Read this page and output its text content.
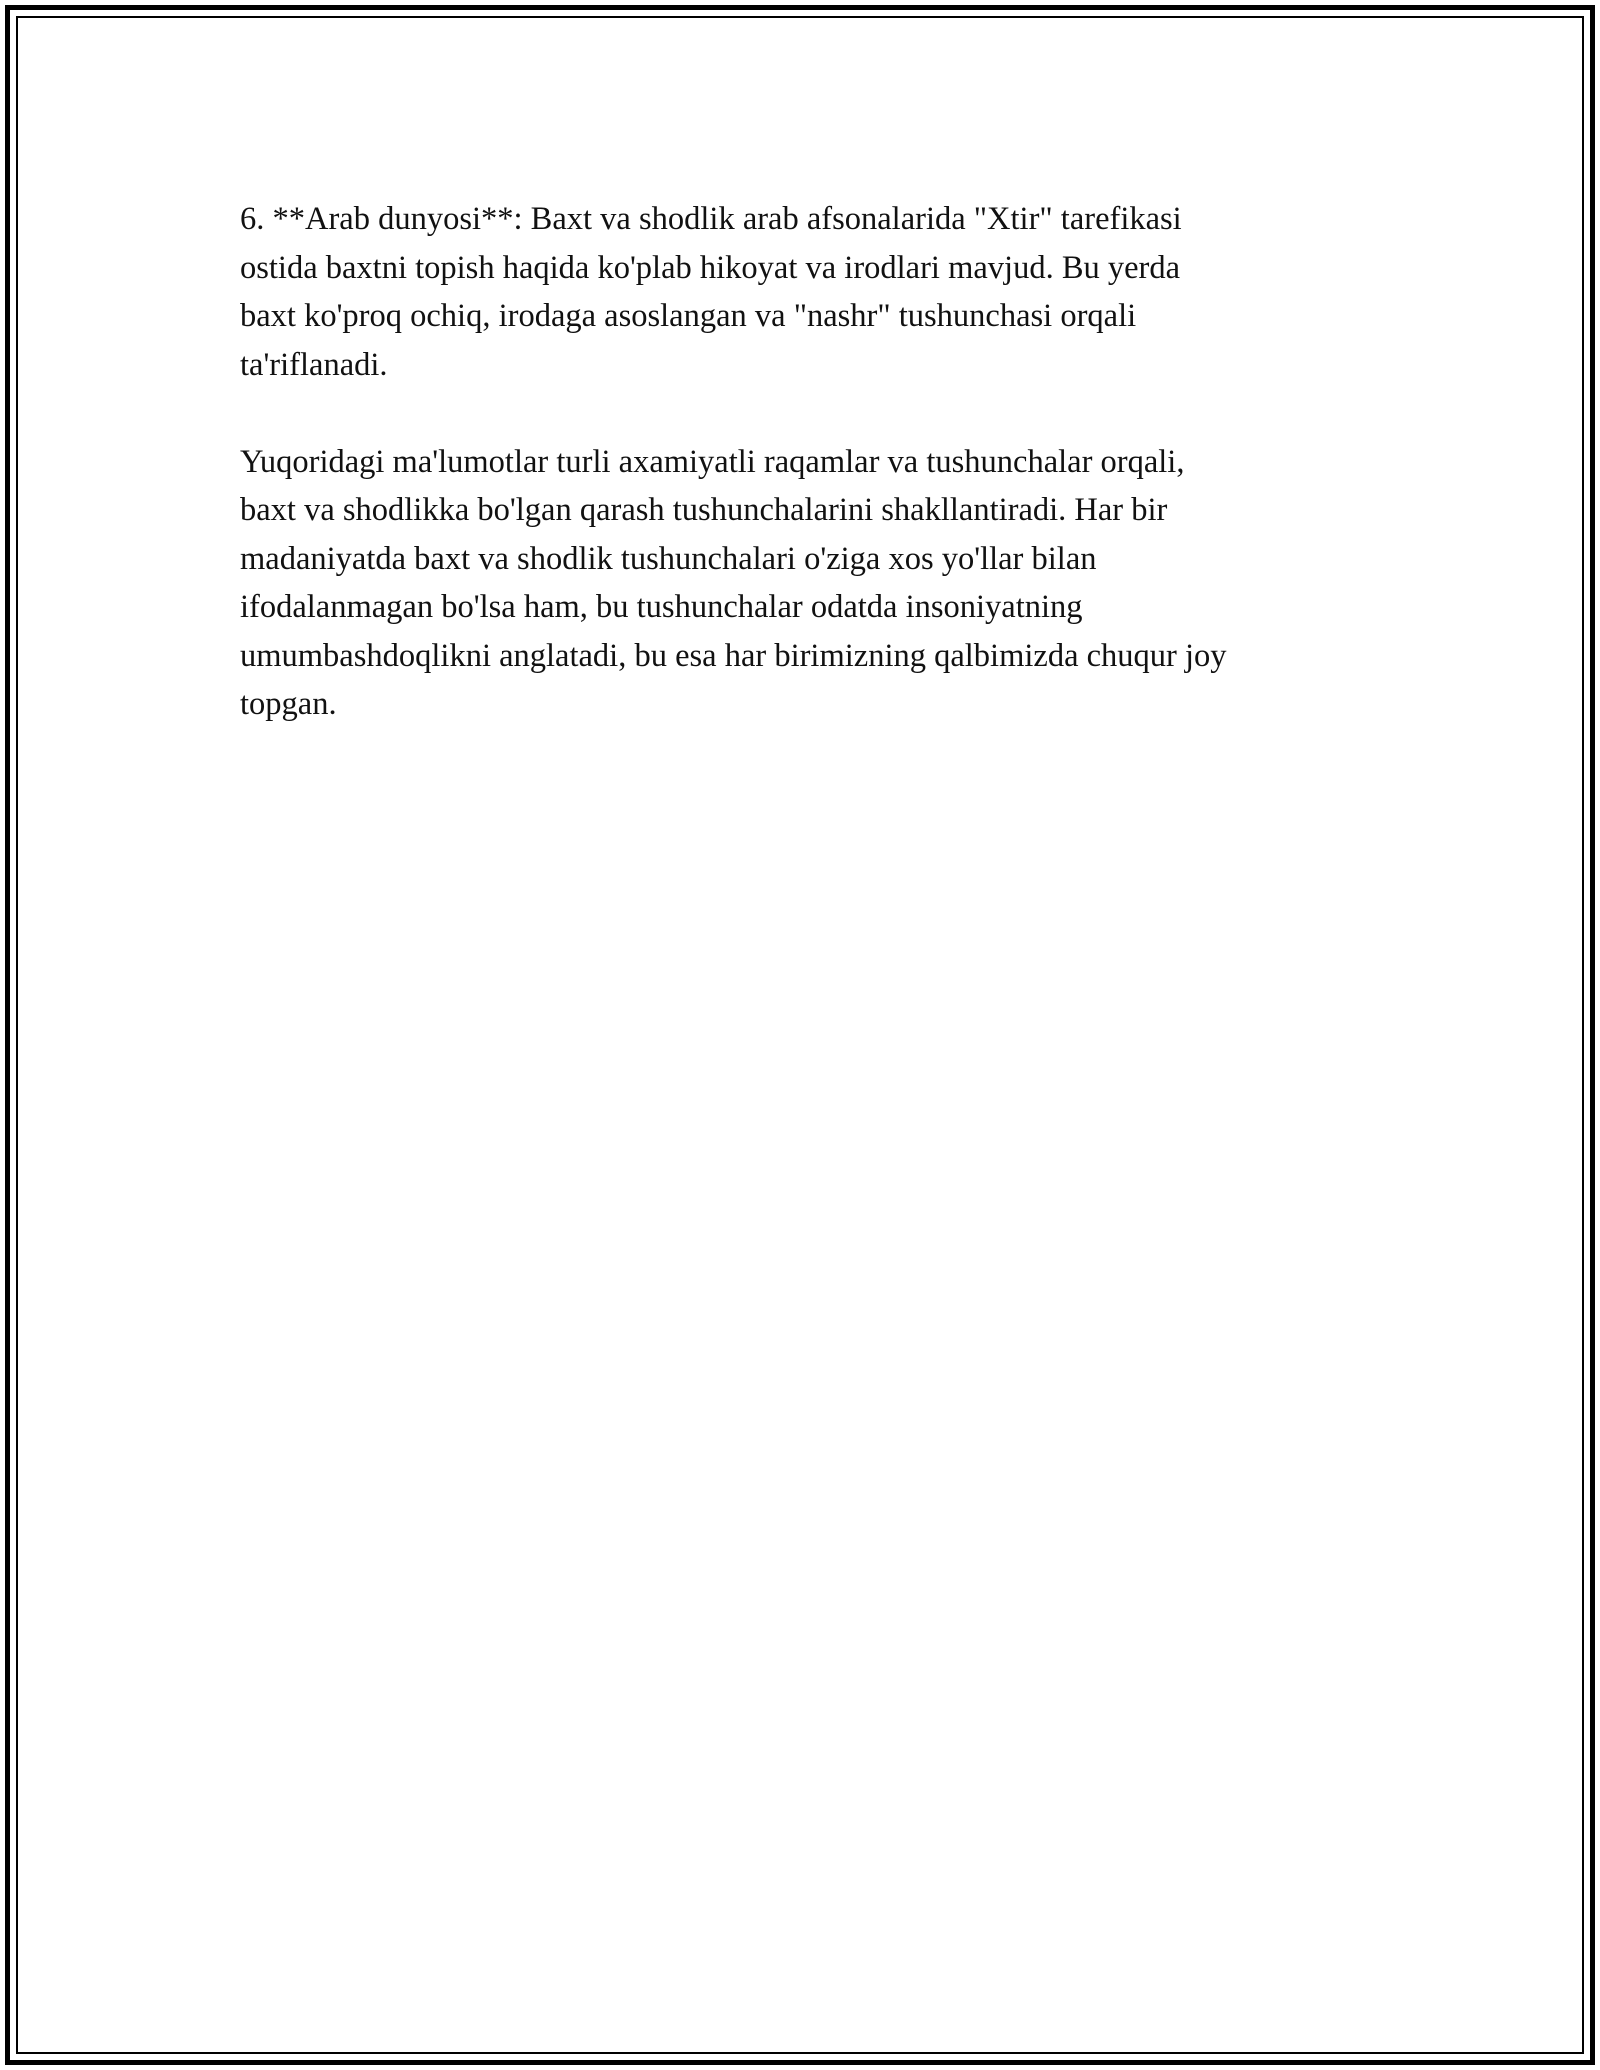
6. **Arab dunyosi**: Baxt va shodlik arab afsonalarida "Xtir" tarefikasi
ostida baxtni topish haqida ko'plab hikoyat va irodlari mavjud. Bu yerda
baxt ko'proq ochiq, irodaga asoslangan va "nashr" tushunchasi orqali
ta'riflanadi.

Yuqoridagi ma'lumotlar turli axamiyatli raqamlar va tushunchalar orqali,
baxt va shodlikka bo'lgan qarash tushunchalarini shakllantiradi. Har bir
madaniyatda baxt va shodlik tushunchalari o'ziga xos yo'llar bilan
ifodalanmagan bo'lsa ham, bu tushunchalar odatda insoniyatning
umumbashdoqlikni anglatadi, bu esa har birimizning qalbimizda chuqur joy
topgan.
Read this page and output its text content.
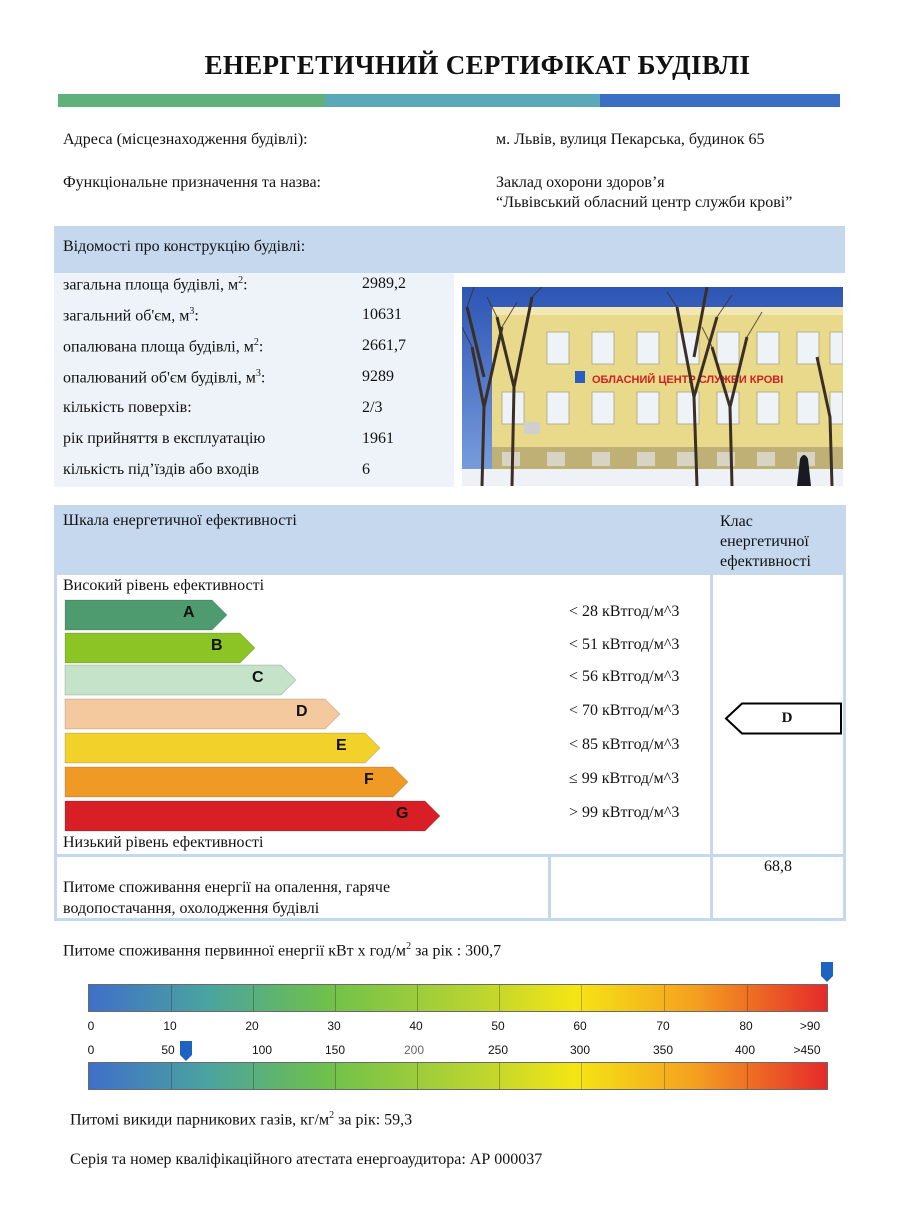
ЕНЕРГЕТИЧНИЙ СЕРТИФІКАТ БУДІВЛІ
Адреса (місцезнаходження будівлі):	м. Львів, вулиця Пекарська, будинок 65
Функціональне призначення та назва:	Заклад охорони здоров’я
“Львівський обласний центр служби крові”
Відомості про конструкцію будівлі:
загальна площа будівлі, $м^2$:	2989,2
загальний об'єм, $м^3$:	10631
опалювана площа будівлі, $м^2$:	2661,7
опалюваний об'єм будівлі, $м^3$:	9289
кількість поверхів:	2/3
рік прийняття в експлуатацію	1961
кількість під’їздів або входів	6
ОБЛАСНИЙ ЦЕНТР СЛУЖБИ КРОВІ
Шкала енергетичної ефективності	Клас енергетичної ефективності
Високий рівень ефективності
Низький рівень ефективності
A	< 28 кВтгод/м^3
B	< 51 кВтгод/м^3
C	< 56 кВтгод/м^3
D	< 70 кВтгод/м^3
E	< 85 кВтгод/м^3
F	≤ 99 кВтгод/м^3
G	> 99 кВтгод/м^3
D
Питоме споживання енергії на опалення, гаряче
водопостачання, охолодження будівлі
68,8
Питоме споживання первинної енергії кВт х год/$м^2$ за рік : 300,7
0	10	20	30	40	50	60	70	80	>90
0	50	100	150	200	250	300	350	400	>450
Питомі викиди парникових газів, $кг/м^2$ за рік: 59,3
Серія та номер кваліфікаційного атестата енергоаудитора: АР 000037
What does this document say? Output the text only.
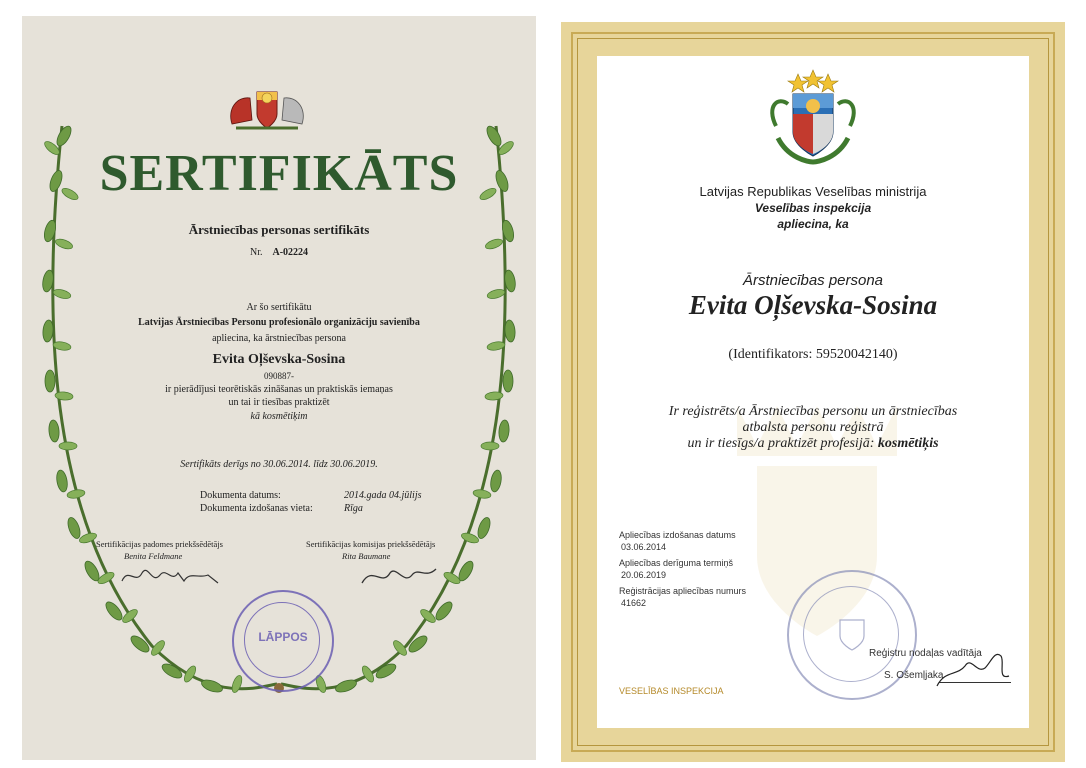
SERTIFIKĀTS
Ārstniecības personas sertifikāts
Nr. A-02224
Ar šo sertifikātu
Latvijas Ārstniecības Personu profesionālo organizāciju savienība
apliecina, ka ārstniecības persona
Evita Oļševska-Sosina
090887-
ir pierādījusi teorētiskās zināšanas un praktiskās iemaņas
un tai ir tiesības praktizēt
kā kosmētiķim
Sertifikāts derīgs no 30.06.2014. līdz 30.06.2019.
Dokumenta datums:	2014.gada 04.jūlijs
Dokumenta izdošanas vieta:	Rīga
Sertifikācijas padomes priekšsēdētājs
Benita Feldmane
Sertifikācijas komisijas priekšsēdētājs
Rita Baumane
LĀPPOS
Latvijas Republikas Veselības ministrija
Veselības inspekcija
apliecina, ka
Ārstniecības persona
Evita Oļševska-Sosina
(Identifikators: 59520042140)
Ir reģistrēts/a Ārstniecības personu un ārstniecības
atbalsta personu reģistrā
un ir tiesīgs/a praktizēt profesijā: kosmētiķis
Apliecības izdošanas datums
03.06.2014
Apliecības derīguma termiņš
20.06.2019
Reģistrācijas apliecības numurs
41662
Reģistru nodaļas vadītāja
S. Ošemļjaka
VESELĪBAS INSPEKCIJA
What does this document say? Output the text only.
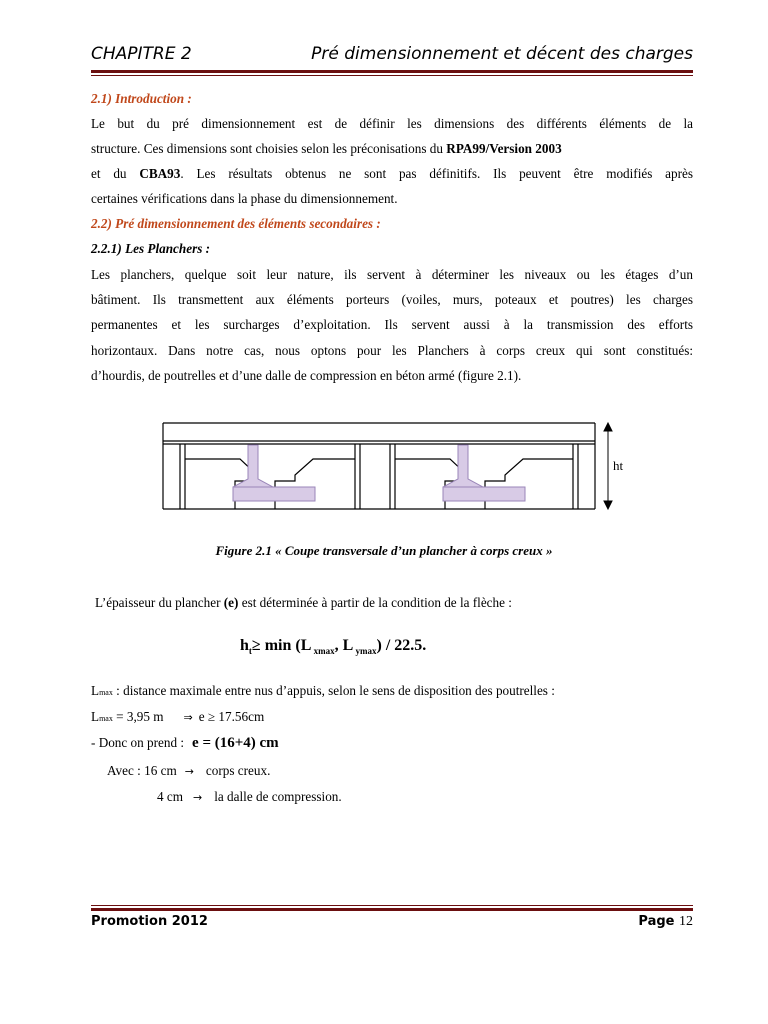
CHAPITRE 2	Pré dimensionnement et décent des charges
2.1) Introduction :
Le but du pré dimensionnement est de définir les dimensions des différents éléments de la
structure. Ces dimensions sont choisies selon les préconisations du RPA99/Version 2003
et du CBA93. Les résultats obtenus ne sont pas définitifs. Ils peuvent être modifiés après
certaines vérifications dans la phase du dimensionnement.
2.2) Pré dimensionnement des éléments secondaires :
2.2.1) Les Planchers :
Les planchers, quelque soit leur nature, ils servent à déterminer les niveaux ou les étages d’un
bâtiment. Ils transmettent aux éléments porteurs (voiles, murs, poteaux et poutres) les charges
permanentes et les surcharges d’exploitation. Ils servent aussi à la transmission des efforts
horizontaux. Dans notre cas, nous optons pour les Planchers à corps creux qui sont constitués:
d’hourdis, de poutrelles et d’une dalle de compression en béton armé (figure 2.1).
ht
Figure 2.1 « Coupe transversale d’un plancher à corps creux »
L’épaisseur du plancher (e) est déterminée à partir de la condition de la flèche :
$h_t\ge \min (L$ $_{xmax}$, L $_{ymax}$) / 22.5.
Lmax : distance maximale entre nus d’appuis, selon le sens de disposition des poutrelles :
Lmax = 3,95 m ⇒ e ≥ 17.56cm
- Donc on prend : e = (16+4) cm
Avec : 16 cm → corps creux.
4 cm → la dalle de compression.
Promotion 2012	Page 12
★ ★ ★ ★ ★ ★ ★
## [What you have to do]
Show, from the material above, each line that includes the string "ефективності".

## [Exercise output]
Шкала енергетичної ефективності	Клас енергетичної ефективності
Високий рівень ефективності
Низький рівень ефективності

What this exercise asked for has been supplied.